**** Items
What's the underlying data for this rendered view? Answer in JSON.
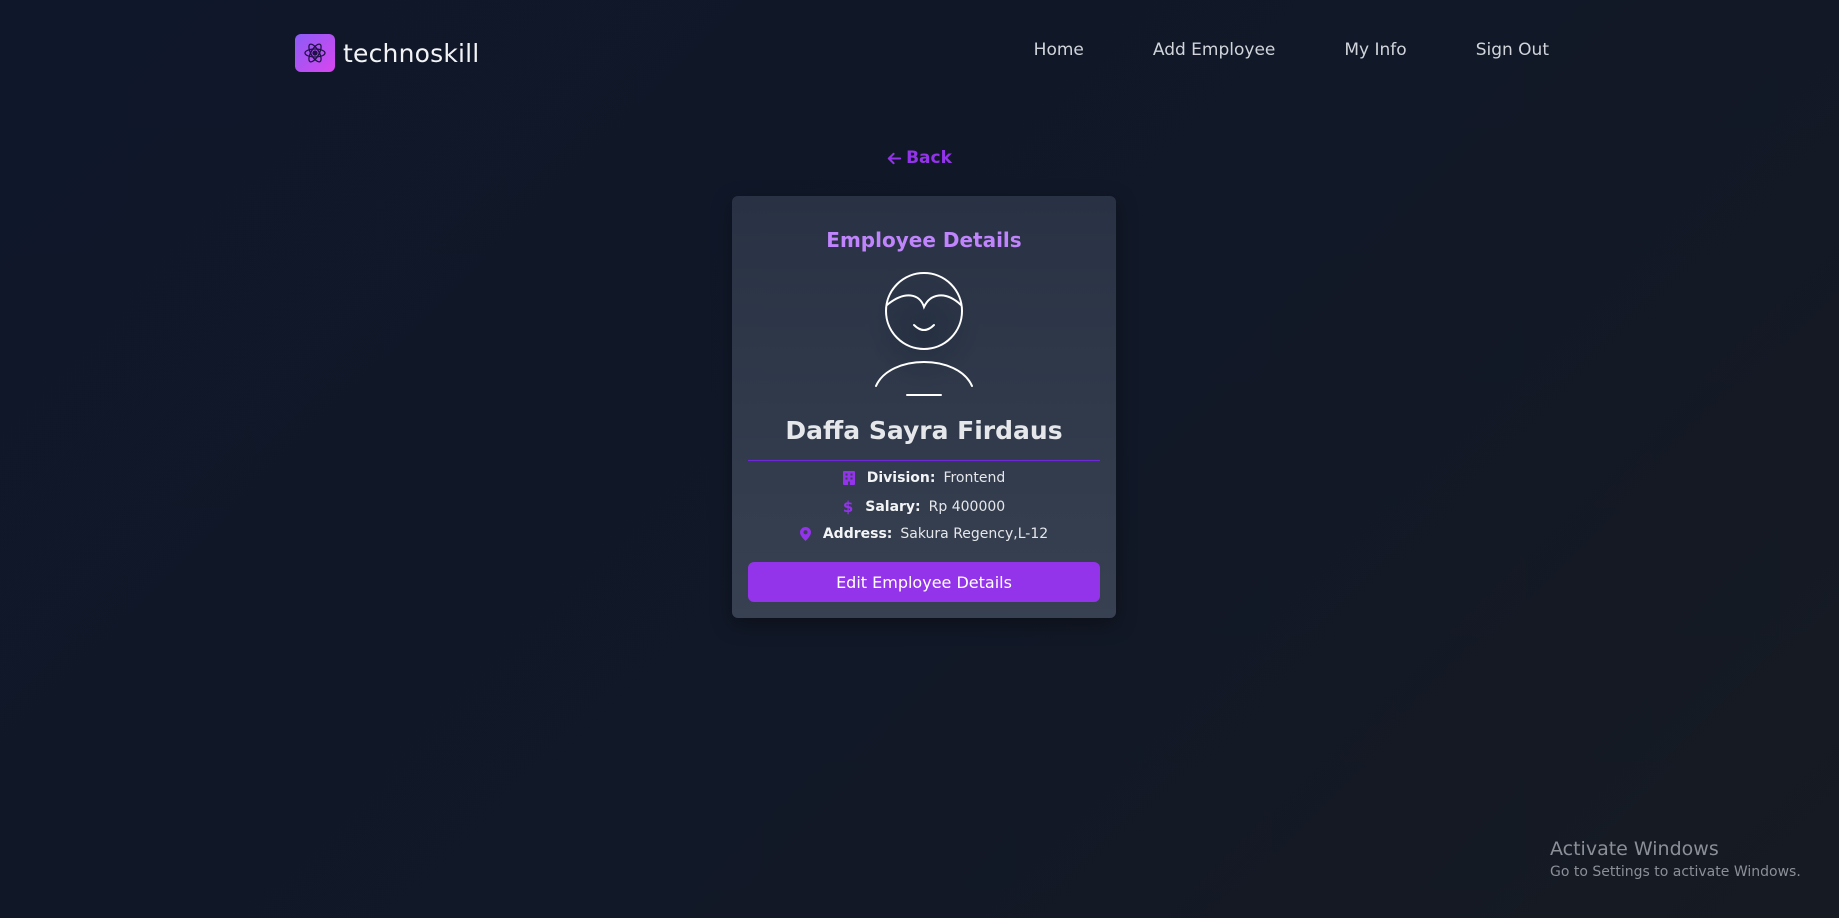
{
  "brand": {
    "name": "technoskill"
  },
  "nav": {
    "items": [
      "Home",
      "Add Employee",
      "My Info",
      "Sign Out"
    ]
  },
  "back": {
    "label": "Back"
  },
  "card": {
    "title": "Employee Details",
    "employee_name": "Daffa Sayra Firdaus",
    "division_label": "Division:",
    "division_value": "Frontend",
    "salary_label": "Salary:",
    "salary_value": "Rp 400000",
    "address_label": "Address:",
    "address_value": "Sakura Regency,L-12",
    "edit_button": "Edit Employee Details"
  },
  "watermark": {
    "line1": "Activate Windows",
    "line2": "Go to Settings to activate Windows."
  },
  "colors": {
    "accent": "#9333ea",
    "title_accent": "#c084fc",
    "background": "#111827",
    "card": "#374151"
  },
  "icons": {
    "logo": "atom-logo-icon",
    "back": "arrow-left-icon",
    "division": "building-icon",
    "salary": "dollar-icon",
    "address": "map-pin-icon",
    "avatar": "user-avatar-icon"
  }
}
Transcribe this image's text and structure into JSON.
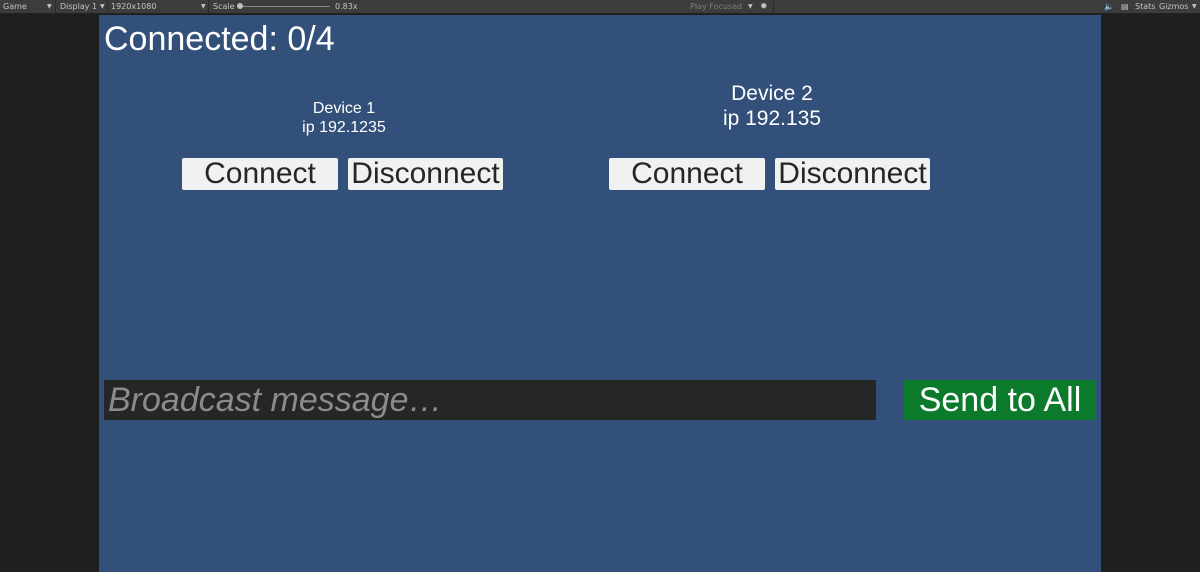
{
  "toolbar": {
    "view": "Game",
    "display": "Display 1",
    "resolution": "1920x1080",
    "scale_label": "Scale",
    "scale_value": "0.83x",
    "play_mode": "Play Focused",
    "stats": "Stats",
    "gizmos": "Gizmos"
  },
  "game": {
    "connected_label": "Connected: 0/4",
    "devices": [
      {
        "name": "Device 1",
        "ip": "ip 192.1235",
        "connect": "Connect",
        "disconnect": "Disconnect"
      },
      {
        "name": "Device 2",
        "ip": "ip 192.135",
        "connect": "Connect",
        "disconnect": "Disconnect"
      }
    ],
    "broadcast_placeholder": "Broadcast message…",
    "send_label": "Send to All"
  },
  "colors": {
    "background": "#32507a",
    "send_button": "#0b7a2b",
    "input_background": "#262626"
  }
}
********
## Task requirements
Every line should be retyped exactly, with the pictures omitted.

## Full response
What's the underlying data for this rendered view? Answer in JSON.
{
  "brand": {
    "name": "technoskill"
  },
  "nav": {
    "items": [
      "Home",
      "Add Employee",
      "My Info",
      "Sign Out"
    ]
  },
  "back": {
    "label": "Back"
  },
  "card": {
    "title": "Employee Details",
    "employee_name": "Daffa Sayra Firdaus",
    "division_label": "Division:",
    "division_value": "Frontend",
    "salary_label": "Salary:",
    "salary_value": "Rp 400000",
    "address_label": "Address:",
    "address_value": "Sakura Regency,L-12",
    "edit_button": "Edit Employee Details"
  },
  "watermark": {
    "line1": "Activate Windows",
    "line2": "Go to Settings to activate Windows."
  },
  "colors": {
    "accent": "#9333ea",
    "title_accent": "#c084fc",
    "background": "#111827",
    "card": "#374151"
  },
  "icons": {
    "logo": "atom-logo-icon",
    "back": "arrow-left-icon",
    "division": "building-icon",
    "salary": "dollar-icon",
    "address": "map-pin-icon",
    "avatar": "user-avatar-icon"
  }
}
Transcribe this image's text and structure into JSON.
{
  "toolbar": {
    "view": "Game",
    "display": "Display 1",
    "resolution": "1920x1080",
    "scale_label": "Scale",
    "scale_value": "0.83x",
    "play_mode": "Play Focused",
    "stats": "Stats",
    "gizmos": "Gizmos"
  },
  "game": {
    "connected_label": "Connected: 0/4",
    "devices": [
      {
        "name": "Device 1",
        "ip": "ip 192.1235",
        "connect": "Connect",
        "disconnect": "Disconnect"
      },
      {
        "name": "Device 2",
        "ip": "ip 192.135",
        "connect": "Connect",
        "disconnect": "Disconnect"
      }
    ],
    "broadcast_placeholder": "Broadcast message…",
    "send_label": "Send to All"
  },
  "colors": {
    "background": "#32507a",
    "send_button": "#0b7a2b",
    "input_background": "#262626"
  }
}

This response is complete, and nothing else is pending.